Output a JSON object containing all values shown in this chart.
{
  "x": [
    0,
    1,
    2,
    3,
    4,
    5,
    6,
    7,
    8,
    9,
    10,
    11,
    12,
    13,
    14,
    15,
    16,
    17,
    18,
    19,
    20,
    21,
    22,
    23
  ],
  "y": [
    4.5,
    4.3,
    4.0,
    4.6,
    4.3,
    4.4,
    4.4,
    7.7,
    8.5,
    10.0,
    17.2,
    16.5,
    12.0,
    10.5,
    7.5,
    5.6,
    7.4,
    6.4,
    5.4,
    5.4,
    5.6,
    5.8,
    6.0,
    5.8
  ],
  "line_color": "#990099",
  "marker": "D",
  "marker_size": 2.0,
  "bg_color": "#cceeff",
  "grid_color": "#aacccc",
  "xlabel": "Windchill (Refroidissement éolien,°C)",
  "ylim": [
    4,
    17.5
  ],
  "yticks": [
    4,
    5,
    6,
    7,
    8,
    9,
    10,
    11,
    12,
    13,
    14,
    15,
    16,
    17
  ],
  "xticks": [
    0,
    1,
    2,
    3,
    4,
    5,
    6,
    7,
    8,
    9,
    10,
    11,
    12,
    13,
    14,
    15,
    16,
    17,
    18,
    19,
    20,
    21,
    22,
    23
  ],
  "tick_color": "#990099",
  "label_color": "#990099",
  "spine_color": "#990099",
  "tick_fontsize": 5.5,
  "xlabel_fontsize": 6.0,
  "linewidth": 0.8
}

WHAT YOU ARE ASKED TO DO: Reproduce all of the records exactly.

SOLUTION BELOW:
Output a JSON object containing all values shown in this chart.
{
  "x": [
    0,
    1,
    2,
    3,
    4,
    5,
    6,
    7,
    8,
    9,
    10,
    11,
    12,
    13,
    14,
    15,
    16,
    17,
    18,
    19,
    20,
    21,
    22,
    23
  ],
  "y": [
    4.5,
    4.3,
    4.0,
    4.6,
    4.3,
    4.4,
    4.4,
    7.7,
    8.5,
    10.0,
    17.2,
    16.5,
    12.0,
    10.5,
    7.5,
    5.6,
    7.4,
    6.4,
    5.4,
    5.4,
    5.6,
    5.8,
    6.0,
    5.8
  ],
  "line_color": "#990099",
  "marker": "D",
  "marker_size": 2.0,
  "bg_color": "#cceeff",
  "grid_color": "#aacccc",
  "xlabel": "Windchill (Refroidissement éolien,°C)",
  "ylim": [
    4,
    17.5
  ],
  "yticks": [
    4,
    5,
    6,
    7,
    8,
    9,
    10,
    11,
    12,
    13,
    14,
    15,
    16,
    17
  ],
  "xticks": [
    0,
    1,
    2,
    3,
    4,
    5,
    6,
    7,
    8,
    9,
    10,
    11,
    12,
    13,
    14,
    15,
    16,
    17,
    18,
    19,
    20,
    21,
    22,
    23
  ],
  "tick_color": "#990099",
  "label_color": "#990099",
  "spine_color": "#990099",
  "tick_fontsize": 5.5,
  "xlabel_fontsize": 6.0,
  "linewidth": 0.8
}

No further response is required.